* **INSTRUCTION A**
In the service contract tips, how can an offer be made?

Business Legal Tips

Improving a Service Contract to Reduce the Risk of Litigation

Does your Massachusetts business provide services to business customers? Does it use a written contract?  Is the contract minimizing your risks of getting sued?  Here are some helpful tips for improving a service contract to reduce the risk of litigation!

Contract Formation Basics

An important way to reduce the risk of litigation risk is by ensuring that the basic elements of contract formation are clear.

To have an enforceable contract in Massachusetts, you should have:

      1. An offer of services from one party (or parties)
      2. An acceptance of the services by the other party (or parties)
      3. An exchange of consideration where each party gives up something of value or promises to give up something of value.

See Quinn v. State Ethics Comm’n, 401 Mass. 210, 216 (1987). Generally speaking, without all three elements you will not have an enforceable contract in Massachusetts, or any other state.  To reduce the risk of litigation, all of the required elements for contract formation should be clearly stated in a written document that is signed by both parties.

Offer of Services

An offer is an expression of willingness to enter into a contract with the intent that if the other party accepts the offer, there is a contract.  Offers can be made orally or in writing or even by your conduct.  To make an effective offer, it must be clear:

      1. Who is offering to provide services
      2. What services are being offered
      3. Who is receiving the services; and
      4. When and where are the services being provided

All of this information should be provided with reasonable definiteness and clarity.  To take a simple example, if your child walks to a neighbor’s house with a snow shovel, and says “Shovel your walk for $20.00?”, there is no doubt about what services are being offered, who is providing the services, and when and where the services will be provided.

(Region boundary data)

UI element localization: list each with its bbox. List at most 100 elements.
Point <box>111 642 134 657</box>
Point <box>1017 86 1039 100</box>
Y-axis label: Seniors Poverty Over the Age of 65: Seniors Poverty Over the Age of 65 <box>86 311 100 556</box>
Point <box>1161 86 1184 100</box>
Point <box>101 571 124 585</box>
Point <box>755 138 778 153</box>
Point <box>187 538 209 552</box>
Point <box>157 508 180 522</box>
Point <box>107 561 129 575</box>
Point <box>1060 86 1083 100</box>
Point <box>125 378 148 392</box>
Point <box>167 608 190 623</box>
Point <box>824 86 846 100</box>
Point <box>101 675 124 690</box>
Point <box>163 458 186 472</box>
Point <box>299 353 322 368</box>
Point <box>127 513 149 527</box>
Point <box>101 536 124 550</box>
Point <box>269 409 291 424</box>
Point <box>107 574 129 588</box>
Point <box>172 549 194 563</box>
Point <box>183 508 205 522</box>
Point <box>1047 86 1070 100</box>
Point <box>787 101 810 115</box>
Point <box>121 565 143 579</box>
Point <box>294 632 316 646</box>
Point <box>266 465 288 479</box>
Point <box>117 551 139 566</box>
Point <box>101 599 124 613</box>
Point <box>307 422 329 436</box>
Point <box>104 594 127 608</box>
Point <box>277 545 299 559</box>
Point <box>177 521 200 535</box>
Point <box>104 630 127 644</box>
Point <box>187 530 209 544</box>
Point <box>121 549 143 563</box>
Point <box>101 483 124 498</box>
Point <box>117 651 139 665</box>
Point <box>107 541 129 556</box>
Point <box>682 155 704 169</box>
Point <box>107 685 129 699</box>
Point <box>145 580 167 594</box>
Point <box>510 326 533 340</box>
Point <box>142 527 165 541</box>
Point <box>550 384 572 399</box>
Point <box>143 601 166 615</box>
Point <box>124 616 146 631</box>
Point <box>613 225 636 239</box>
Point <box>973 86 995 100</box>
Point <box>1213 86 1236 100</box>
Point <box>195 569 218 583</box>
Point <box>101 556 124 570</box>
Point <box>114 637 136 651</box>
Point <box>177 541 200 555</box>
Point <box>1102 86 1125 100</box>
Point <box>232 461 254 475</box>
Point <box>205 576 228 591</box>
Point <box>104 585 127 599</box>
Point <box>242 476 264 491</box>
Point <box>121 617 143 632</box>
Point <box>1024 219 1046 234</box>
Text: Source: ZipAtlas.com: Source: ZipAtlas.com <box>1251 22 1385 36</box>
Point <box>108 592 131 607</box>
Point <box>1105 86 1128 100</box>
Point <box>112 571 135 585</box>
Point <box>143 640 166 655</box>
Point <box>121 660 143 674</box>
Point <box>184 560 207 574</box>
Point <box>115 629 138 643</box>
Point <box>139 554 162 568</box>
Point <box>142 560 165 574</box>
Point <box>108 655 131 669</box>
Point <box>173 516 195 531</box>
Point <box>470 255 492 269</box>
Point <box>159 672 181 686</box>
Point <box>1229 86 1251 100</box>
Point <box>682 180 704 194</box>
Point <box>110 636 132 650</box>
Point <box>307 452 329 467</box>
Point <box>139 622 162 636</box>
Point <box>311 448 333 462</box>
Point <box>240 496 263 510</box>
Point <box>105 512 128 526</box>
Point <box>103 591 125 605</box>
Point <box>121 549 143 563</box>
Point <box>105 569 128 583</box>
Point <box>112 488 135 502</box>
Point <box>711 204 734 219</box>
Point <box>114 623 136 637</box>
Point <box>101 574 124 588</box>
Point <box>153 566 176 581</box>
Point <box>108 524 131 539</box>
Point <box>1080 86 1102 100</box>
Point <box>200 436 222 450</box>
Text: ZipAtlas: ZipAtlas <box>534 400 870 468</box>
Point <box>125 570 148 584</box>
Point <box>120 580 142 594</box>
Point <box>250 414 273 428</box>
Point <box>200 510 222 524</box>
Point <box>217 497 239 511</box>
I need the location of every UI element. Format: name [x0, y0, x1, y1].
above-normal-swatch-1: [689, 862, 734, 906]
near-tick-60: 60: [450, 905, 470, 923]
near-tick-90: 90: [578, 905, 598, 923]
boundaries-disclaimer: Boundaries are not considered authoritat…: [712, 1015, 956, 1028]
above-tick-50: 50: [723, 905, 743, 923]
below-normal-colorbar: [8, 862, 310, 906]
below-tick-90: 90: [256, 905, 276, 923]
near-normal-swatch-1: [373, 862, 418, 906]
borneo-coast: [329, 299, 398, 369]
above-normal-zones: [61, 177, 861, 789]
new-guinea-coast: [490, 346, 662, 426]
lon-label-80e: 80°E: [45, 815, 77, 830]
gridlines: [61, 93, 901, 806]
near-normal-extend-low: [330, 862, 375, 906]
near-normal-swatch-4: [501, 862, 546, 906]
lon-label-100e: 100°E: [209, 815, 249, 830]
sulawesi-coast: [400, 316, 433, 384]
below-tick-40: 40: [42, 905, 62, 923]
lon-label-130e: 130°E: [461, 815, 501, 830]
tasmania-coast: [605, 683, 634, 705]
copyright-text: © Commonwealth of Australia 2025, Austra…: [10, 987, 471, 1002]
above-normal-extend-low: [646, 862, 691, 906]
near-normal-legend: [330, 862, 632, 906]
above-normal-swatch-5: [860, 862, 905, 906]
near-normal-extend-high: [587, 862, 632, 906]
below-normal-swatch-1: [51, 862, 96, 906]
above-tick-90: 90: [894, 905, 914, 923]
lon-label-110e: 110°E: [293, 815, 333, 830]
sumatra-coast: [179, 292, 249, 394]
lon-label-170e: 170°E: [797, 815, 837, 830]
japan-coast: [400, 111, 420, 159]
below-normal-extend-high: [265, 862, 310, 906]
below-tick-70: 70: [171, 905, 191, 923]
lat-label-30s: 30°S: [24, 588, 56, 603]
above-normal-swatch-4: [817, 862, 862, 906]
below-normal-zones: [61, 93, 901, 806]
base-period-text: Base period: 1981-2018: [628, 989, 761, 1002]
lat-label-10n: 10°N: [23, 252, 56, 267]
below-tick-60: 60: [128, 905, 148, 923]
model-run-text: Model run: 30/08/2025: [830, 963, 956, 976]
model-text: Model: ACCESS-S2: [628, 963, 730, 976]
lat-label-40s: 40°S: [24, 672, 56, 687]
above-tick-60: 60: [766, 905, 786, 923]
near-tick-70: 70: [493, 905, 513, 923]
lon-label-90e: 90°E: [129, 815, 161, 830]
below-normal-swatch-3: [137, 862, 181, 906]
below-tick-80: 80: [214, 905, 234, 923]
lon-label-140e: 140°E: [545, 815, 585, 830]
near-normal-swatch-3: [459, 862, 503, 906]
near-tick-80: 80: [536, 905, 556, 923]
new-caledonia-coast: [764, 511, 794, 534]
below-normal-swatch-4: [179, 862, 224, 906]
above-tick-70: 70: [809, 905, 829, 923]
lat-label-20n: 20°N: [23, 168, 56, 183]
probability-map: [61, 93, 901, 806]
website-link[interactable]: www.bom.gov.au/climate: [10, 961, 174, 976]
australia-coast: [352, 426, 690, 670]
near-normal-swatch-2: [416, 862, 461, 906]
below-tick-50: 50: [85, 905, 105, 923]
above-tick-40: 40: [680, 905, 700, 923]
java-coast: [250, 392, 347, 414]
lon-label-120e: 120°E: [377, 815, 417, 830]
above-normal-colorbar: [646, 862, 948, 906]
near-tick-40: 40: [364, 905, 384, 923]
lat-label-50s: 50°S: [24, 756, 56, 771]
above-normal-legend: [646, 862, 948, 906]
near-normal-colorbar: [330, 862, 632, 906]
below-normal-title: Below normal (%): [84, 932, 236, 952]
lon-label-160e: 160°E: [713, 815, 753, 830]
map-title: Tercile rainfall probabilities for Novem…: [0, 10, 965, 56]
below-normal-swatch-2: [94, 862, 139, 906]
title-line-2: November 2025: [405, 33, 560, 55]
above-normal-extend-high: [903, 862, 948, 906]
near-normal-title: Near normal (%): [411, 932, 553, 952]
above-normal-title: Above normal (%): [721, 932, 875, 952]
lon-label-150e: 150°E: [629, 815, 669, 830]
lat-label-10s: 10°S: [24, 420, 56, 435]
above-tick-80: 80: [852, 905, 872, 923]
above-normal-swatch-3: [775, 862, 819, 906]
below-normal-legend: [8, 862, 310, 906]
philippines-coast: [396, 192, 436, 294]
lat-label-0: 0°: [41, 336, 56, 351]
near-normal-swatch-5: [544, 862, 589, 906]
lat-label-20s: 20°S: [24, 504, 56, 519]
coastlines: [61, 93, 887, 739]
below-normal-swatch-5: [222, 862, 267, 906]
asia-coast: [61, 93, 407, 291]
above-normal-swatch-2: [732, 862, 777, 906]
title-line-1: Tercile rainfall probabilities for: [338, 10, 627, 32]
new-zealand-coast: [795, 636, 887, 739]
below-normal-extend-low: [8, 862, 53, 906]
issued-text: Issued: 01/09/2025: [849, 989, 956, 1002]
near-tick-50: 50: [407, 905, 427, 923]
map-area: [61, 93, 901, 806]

* **INSTRUCTION B**
Convert the records, starting at the first line and ending at the line containing "Point <box>195 569 218 583</box>", into a Markdown table with the columns Line No. and Record line. Omit any blank lines.

* **WRITTEN SOLUTION A**
Orally, in writing, or by conduct.

* **WRITTEN SOLUTION B**
| Line No. | Record line |
|---|---|
| 1 | UI element localization: list each with its bbox. List at most 100 elements. |
| 2 | Point <box>111 642 134 657</box> |
| 3 | Point <box>1017 86 1039 100</box> |
| 4 | Y-axis label: Seniors Poverty Over the Age of 65: Seniors Poverty Over the Age of 65 <box>86 311 100 556</box> |
| 5 | Point <box>1161 86 1184 100</box> |
| 6 | Point <box>101 571 124 585</box> |
| 7 | Point <box>755 138 778 153</box> |
| 8 | Point <box>187 538 209 552</box> |
| 9 | Point <box>157 508 180 522</box> |
| 10 | Point <box>107 561 129 575</box> |
| 11 | Point <box>1060 86 1083 100</box> |
| 12 | Point <box>125 378 148 392</box> |
| 13 | Point <box>167 608 190 623</box> |
| 14 | Point <box>824 86 846 100</box> |
| 15 | Point <box>101 675 124 690</box> |
| 16 | Point <box>163 458 186 472</box> |
| 17 | Point <box>299 353 322 368</box> |
| 18 | Point <box>127 513 149 527</box> |
| 19 | Point <box>101 536 124 550</box> |
| 20 | Point <box>269 409 291 424</box> |
| 21 | Point <box>107 574 129 588</box> |
| 22 | Point <box>172 549 194 563</box> |
| 23 | Point <box>183 508 205 522</box> |
| 24 | Point <box>1047 86 1070 100</box> |
| 25 | Point <box>787 101 810 115</box> |
| 26 | Point <box>121 565 143 579</box> |
| 27 | Point <box>294 632 316 646</box> |
| 28 | Point <box>266 465 288 479</box> |
| 29 | Point <box>117 551 139 566</box> |
| 30 | Point <box>101 599 124 613</box> |
| 31 | Point <box>307 422 329 436</box> |
| 32 | Point <box>104 594 127 608</box> |
| 33 | Point <box>277 545 299 559</box> |
| 34 | Point <box>177 521 200 535</box> |
| 35 | Point <box>104 630 127 644</box> |
| 36 | Point <box>187 530 209 544</box> |
| 37 | Point <box>121 549 143 563</box> |
| 38 | Point <box>101 483 124 498</box> |
| 39 | Point <box>117 651 139 665</box> |
| 40 | Point <box>107 541 129 556</box> |
| 41 | Point <box>682 155 704 169</box> |
| 42 | Point <box>107 685 129 699</box> |
| 43 | Point <box>145 580 167 594</box> |
| 44 | Point <box>510 326 533 340</box> |
| 45 | Point <box>142 527 165 541</box> |
| 46 | Point <box>550 384 572 399</box> |
| 47 | Point <box>143 601 166 615</box> |
| 48 | Point <box>124 616 146 631</box> |
| 49 | Point <box>613 225 636 239</box> |
| 50 | Point <box>973 86 995 100</box> |
| 51 | Point <box>1213 86 1236 100</box> |
| 52 | Point <box>195 569 218 583</box> |